Required work:
From the entries that follow, list every line in which the string "curve" appears.

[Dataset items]
►
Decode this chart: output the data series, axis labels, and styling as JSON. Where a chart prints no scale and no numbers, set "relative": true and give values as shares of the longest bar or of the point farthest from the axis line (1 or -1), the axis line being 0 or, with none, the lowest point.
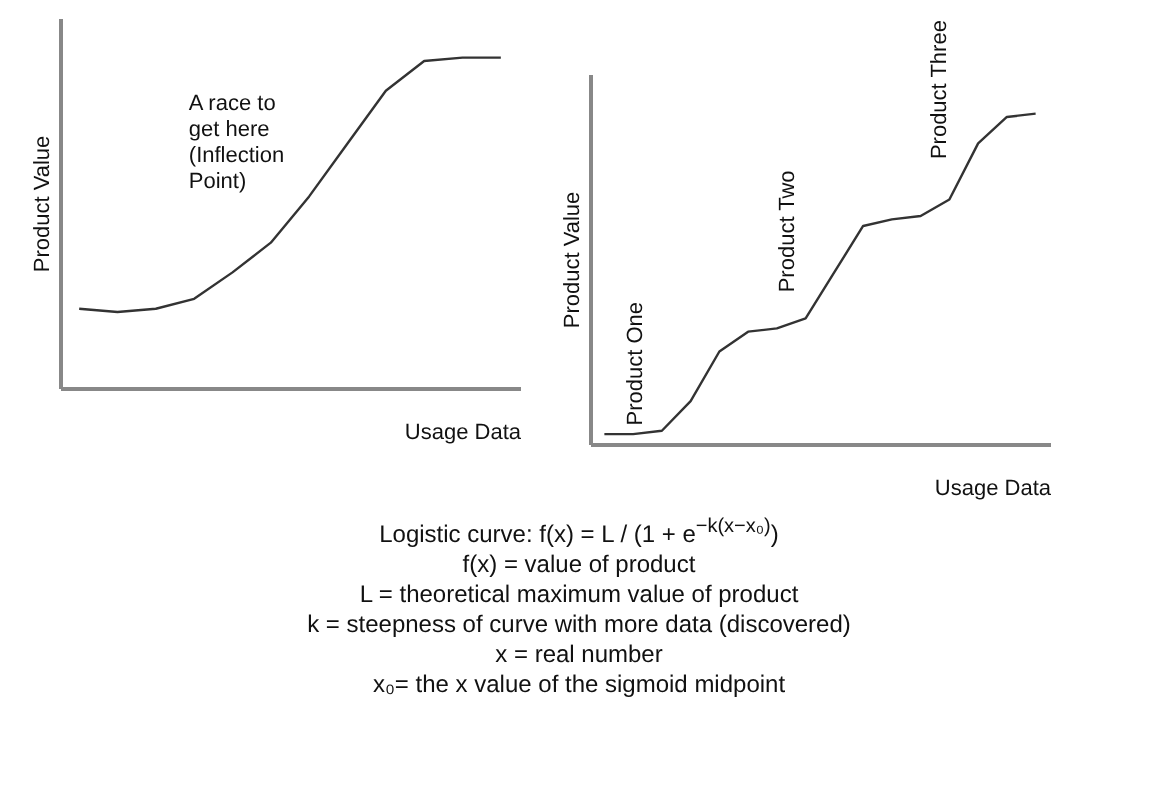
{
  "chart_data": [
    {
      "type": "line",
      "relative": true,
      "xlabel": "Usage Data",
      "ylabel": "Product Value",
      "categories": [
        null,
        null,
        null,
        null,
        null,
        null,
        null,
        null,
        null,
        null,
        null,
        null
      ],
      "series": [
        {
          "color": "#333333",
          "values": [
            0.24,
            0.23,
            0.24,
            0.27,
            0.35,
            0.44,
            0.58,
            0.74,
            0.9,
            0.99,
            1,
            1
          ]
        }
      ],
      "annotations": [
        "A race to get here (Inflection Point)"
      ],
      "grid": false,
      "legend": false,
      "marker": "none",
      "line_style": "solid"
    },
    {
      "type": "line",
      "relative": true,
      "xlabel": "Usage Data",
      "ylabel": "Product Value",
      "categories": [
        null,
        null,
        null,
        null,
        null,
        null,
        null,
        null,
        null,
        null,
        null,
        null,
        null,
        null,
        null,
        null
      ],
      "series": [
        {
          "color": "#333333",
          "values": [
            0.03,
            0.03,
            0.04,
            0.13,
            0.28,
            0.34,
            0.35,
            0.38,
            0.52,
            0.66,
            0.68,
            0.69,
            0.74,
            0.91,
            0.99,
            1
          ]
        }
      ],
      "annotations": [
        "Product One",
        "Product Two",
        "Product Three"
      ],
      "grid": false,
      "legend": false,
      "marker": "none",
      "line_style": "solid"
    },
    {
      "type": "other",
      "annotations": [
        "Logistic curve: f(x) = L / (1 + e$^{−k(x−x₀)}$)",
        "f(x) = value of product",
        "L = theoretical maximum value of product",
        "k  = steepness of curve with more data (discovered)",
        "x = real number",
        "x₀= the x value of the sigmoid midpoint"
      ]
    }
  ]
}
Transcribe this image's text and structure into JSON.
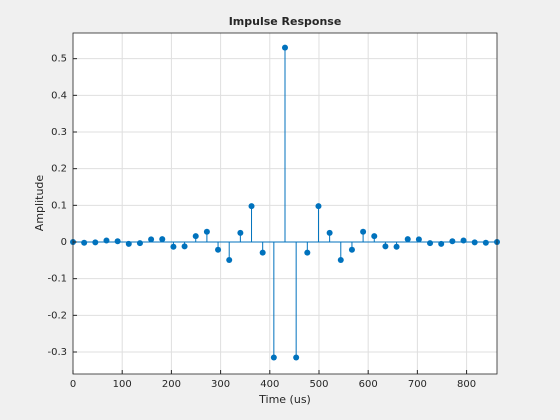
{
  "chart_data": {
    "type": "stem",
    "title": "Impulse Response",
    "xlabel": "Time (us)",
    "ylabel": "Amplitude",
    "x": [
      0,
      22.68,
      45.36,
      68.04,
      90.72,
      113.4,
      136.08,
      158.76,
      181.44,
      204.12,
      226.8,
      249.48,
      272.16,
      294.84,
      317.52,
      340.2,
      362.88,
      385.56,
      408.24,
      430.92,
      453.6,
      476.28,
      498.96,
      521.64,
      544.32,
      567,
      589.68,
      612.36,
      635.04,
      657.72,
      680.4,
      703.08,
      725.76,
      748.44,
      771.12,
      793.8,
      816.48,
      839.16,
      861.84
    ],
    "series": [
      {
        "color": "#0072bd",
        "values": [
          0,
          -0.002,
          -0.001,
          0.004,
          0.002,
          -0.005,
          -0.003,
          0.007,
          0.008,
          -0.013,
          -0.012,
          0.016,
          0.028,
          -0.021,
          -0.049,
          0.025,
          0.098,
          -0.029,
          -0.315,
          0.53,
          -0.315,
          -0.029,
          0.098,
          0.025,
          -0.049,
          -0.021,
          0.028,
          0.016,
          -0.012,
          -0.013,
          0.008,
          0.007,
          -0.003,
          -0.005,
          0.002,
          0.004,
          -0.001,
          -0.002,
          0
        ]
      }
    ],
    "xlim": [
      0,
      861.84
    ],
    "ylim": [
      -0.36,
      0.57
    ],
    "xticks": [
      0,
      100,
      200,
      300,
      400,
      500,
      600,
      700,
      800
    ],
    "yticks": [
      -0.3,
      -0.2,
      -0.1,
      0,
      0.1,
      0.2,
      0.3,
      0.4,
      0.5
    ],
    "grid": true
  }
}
◄
►
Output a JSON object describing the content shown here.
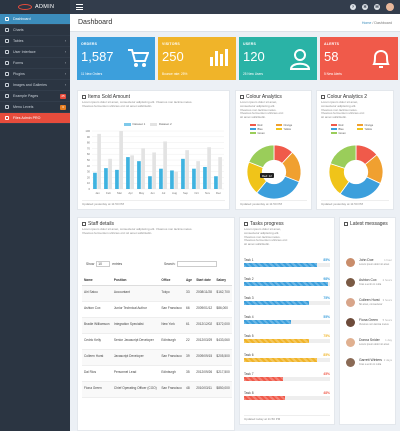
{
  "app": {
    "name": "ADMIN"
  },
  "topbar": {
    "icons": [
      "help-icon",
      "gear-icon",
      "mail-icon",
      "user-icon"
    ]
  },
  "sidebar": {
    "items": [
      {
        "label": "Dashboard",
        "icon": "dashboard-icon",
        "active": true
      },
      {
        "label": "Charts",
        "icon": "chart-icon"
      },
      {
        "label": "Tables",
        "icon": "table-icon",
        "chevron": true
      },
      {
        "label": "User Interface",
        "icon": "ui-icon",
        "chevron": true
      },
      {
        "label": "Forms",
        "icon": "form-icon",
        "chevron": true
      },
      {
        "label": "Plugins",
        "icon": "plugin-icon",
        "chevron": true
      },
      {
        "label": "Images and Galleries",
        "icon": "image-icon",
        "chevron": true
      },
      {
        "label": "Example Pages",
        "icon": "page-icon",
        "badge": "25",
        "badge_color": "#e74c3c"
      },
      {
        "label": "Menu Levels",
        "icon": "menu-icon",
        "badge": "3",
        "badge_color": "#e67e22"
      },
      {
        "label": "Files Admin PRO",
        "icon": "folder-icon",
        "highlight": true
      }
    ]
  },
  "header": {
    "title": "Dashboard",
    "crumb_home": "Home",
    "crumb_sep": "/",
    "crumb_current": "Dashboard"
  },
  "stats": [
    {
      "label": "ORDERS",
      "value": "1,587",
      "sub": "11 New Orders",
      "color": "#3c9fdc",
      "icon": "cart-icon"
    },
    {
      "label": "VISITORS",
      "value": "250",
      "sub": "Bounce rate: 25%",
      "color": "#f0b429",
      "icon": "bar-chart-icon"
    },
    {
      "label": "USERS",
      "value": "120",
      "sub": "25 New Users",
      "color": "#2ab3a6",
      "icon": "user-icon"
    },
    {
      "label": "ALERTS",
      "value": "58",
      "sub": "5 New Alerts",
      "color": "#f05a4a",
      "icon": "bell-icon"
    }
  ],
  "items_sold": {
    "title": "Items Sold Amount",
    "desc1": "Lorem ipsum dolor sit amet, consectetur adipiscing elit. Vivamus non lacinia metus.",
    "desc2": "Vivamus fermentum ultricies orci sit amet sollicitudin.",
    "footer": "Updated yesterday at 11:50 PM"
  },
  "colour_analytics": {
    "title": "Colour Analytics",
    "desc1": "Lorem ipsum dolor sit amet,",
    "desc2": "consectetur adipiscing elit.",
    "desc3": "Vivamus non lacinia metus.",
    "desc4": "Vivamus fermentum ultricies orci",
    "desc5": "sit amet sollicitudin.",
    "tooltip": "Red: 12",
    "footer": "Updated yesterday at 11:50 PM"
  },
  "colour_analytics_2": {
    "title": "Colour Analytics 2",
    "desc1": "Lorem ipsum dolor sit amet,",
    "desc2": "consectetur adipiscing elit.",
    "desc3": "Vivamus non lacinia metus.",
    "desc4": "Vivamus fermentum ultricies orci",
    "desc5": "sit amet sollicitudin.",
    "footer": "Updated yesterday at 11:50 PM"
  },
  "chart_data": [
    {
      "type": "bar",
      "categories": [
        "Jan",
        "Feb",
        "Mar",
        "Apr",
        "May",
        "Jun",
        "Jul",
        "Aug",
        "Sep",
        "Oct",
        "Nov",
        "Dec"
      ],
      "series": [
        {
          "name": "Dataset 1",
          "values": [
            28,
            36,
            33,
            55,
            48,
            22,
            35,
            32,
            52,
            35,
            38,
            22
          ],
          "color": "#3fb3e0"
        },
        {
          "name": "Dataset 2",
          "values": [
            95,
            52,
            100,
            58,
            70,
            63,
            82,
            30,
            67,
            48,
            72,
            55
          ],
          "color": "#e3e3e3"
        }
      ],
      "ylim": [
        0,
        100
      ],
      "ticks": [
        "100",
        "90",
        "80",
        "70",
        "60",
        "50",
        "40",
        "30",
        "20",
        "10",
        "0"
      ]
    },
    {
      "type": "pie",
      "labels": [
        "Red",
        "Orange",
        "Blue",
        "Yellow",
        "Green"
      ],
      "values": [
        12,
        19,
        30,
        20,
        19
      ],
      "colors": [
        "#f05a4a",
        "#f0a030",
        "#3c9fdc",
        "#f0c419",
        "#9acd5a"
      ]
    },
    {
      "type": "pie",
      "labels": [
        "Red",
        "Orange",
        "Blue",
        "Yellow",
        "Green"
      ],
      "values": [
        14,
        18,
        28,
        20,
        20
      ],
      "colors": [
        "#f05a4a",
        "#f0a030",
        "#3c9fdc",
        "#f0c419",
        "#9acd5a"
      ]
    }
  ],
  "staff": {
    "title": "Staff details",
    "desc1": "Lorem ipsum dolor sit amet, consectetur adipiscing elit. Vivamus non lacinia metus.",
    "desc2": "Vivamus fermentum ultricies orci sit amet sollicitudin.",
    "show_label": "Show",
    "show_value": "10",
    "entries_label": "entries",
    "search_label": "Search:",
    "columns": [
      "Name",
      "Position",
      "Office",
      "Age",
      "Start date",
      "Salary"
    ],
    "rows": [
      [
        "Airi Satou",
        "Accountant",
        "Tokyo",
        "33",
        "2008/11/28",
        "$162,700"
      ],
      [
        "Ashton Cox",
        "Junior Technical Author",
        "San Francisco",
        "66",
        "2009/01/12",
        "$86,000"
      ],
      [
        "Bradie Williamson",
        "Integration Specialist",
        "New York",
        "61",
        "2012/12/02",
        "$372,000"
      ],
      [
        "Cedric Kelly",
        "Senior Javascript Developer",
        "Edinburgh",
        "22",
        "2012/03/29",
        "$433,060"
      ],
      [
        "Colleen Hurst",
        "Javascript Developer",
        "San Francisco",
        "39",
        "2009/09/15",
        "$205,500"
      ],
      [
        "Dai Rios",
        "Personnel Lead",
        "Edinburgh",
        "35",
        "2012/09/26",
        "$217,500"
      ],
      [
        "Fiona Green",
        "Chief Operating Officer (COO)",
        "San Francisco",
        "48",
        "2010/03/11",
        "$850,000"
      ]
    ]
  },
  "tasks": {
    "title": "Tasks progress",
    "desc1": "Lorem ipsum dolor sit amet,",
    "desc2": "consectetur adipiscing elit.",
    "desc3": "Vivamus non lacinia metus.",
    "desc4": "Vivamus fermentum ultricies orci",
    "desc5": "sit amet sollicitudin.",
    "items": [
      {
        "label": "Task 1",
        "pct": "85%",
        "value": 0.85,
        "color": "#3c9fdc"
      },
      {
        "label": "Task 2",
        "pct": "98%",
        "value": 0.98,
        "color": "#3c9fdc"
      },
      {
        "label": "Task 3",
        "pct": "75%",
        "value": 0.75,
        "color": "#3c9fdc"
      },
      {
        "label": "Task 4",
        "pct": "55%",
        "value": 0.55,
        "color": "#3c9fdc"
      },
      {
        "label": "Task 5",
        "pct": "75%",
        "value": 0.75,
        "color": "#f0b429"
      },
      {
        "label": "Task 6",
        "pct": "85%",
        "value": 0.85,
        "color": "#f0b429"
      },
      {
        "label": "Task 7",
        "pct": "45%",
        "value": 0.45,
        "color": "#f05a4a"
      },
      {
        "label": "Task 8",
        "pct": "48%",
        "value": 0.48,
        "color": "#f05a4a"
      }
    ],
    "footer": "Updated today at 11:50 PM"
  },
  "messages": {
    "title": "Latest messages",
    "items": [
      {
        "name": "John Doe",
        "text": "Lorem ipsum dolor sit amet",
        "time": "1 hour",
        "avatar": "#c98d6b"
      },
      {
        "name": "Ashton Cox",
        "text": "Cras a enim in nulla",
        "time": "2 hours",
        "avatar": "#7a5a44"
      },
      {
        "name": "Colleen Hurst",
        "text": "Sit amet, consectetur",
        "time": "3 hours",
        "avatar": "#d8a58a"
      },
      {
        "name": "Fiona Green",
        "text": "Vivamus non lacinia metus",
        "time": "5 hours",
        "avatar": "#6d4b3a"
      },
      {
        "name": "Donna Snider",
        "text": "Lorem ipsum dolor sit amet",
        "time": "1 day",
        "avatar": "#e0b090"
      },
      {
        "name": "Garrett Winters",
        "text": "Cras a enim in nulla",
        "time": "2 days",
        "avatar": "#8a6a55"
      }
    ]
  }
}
◄
►
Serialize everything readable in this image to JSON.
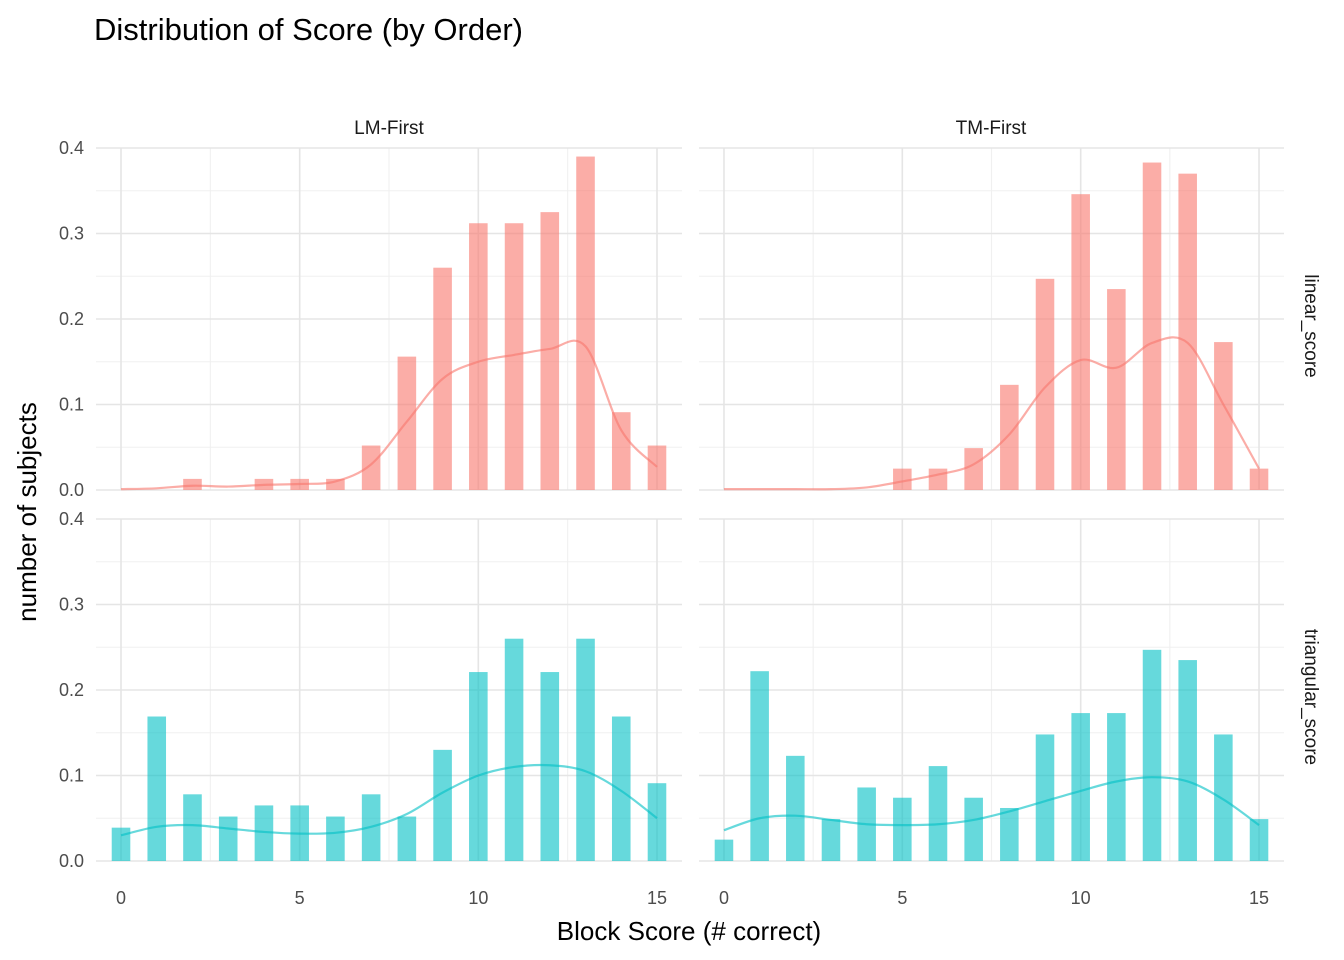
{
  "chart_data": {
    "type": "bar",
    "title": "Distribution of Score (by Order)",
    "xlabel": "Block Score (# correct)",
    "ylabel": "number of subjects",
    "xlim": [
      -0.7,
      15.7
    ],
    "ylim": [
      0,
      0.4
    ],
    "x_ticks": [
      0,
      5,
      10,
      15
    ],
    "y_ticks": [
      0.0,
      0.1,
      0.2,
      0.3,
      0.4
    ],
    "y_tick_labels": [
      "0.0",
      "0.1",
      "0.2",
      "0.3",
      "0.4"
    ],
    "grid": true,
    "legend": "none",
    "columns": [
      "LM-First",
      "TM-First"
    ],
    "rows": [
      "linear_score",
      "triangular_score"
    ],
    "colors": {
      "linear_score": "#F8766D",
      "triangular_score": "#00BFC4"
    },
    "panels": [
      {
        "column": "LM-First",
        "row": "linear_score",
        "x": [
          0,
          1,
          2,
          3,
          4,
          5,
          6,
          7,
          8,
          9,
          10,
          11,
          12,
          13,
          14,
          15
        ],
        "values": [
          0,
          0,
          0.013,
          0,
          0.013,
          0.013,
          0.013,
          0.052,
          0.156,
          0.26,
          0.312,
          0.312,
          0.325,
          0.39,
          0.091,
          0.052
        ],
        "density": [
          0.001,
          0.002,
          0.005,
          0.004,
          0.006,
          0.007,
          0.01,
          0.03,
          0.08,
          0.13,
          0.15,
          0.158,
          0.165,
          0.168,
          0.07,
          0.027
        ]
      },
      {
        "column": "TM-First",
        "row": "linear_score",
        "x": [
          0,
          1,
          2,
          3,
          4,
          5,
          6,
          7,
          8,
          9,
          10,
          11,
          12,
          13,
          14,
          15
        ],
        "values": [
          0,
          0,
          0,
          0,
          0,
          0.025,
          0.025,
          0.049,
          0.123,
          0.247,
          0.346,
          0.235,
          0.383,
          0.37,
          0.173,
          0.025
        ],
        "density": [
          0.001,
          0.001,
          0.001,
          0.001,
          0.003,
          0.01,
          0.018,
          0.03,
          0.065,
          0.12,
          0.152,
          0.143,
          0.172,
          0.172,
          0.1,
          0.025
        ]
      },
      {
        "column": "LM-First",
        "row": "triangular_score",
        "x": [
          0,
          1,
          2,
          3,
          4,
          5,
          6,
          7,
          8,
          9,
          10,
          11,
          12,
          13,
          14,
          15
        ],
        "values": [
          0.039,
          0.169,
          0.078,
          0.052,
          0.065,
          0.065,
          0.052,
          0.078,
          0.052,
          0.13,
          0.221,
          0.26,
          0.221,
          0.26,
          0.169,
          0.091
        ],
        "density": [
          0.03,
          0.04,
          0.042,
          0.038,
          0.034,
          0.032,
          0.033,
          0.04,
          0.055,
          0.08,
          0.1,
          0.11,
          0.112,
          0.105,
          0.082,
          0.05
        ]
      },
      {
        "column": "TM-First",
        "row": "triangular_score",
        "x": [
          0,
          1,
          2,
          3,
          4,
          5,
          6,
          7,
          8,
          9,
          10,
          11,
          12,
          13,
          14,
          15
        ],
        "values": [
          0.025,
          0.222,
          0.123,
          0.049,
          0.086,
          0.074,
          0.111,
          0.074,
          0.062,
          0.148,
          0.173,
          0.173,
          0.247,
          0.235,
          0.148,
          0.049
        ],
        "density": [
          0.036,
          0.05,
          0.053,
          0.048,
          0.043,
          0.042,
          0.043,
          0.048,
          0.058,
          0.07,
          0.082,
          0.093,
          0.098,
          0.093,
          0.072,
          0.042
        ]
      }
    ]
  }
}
◄
Completed exercise:
        "Logistic curve: f(x) = L / (1 + e$^{−k(x−x₀)}$)",
        "k  = steepness of curve with more data (discovered)",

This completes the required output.